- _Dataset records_
^^^^^^^^

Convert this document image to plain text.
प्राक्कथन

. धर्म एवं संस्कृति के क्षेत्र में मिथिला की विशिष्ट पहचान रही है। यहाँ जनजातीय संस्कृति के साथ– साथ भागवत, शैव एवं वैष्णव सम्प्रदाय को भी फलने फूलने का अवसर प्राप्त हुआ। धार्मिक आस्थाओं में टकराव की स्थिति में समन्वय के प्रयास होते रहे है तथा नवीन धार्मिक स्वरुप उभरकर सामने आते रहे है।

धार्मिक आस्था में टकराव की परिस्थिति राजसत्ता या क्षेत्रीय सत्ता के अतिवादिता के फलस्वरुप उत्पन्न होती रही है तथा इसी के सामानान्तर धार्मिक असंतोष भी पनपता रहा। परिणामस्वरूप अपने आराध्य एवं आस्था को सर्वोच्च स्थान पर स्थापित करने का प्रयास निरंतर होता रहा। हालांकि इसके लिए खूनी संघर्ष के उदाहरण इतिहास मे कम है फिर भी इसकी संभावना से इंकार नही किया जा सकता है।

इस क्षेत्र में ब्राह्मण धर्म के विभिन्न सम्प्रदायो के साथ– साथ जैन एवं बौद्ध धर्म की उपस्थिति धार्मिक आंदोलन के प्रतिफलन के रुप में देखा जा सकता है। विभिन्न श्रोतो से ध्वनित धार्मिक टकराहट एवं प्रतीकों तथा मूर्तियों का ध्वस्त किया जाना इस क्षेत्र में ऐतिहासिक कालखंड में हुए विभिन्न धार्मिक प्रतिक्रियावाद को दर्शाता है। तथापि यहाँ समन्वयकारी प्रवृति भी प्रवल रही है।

^^^^^^^^

- _Task instructions_
Restate each record word for word.

- _Finished task_
Convert this document image to plain text.
प्राक्कथन

. धर्म एवं संस्कृति के क्षेत्र में मिथिला की विशिष्ट पहचान रही है। यहाँ जनजातीय संस्कृति के साथ– साथ भागवत, शैव एवं वैष्णव सम्प्रदाय को भी फलने फूलने का अवसर प्राप्त हुआ। धार्मिक आस्थाओं में टकराव की स्थिति में समन्वय के प्रयास होते रहे है तथा नवीन धार्मिक स्वरुप उभरकर सामने आते रहे है।

धार्मिक आस्था में टकराव की परिस्थिति राजसत्ता या क्षेत्रीय सत्ता के अतिवादिता के फलस्वरुप उत्पन्न होती रही है तथा इसी के सामानान्तर धार्मिक असंतोष भी पनपता रहा। परिणामस्वरूप अपने आराध्य एवं आस्था को सर्वोच्च स्थान पर स्थापित करने का प्रयास निरंतर होता रहा। हालांकि इसके लिए खूनी संघर्ष के उदाहरण इतिहास मे कम है फिर भी इसकी संभावना से इंकार नही किया जा सकता है।

इस क्षेत्र में ब्राह्मण धर्म के विभिन्न सम्प्रदायो के साथ– साथ जैन एवं बौद्ध धर्म की उपस्थिति धार्मिक आंदोलन के प्रतिफलन के रुप में देखा जा सकता है। विभिन्न श्रोतो से ध्वनित धार्मिक टकराहट एवं प्रतीकों तथा मूर्तियों का ध्वस्त किया जाना इस क्षेत्र में ऐतिहासिक कालखंड में हुए विभिन्न धार्मिक प्रतिक्रियावाद को दर्शाता है। तथापि यहाँ समन्वयकारी प्रवृति भी प्रवल रही है।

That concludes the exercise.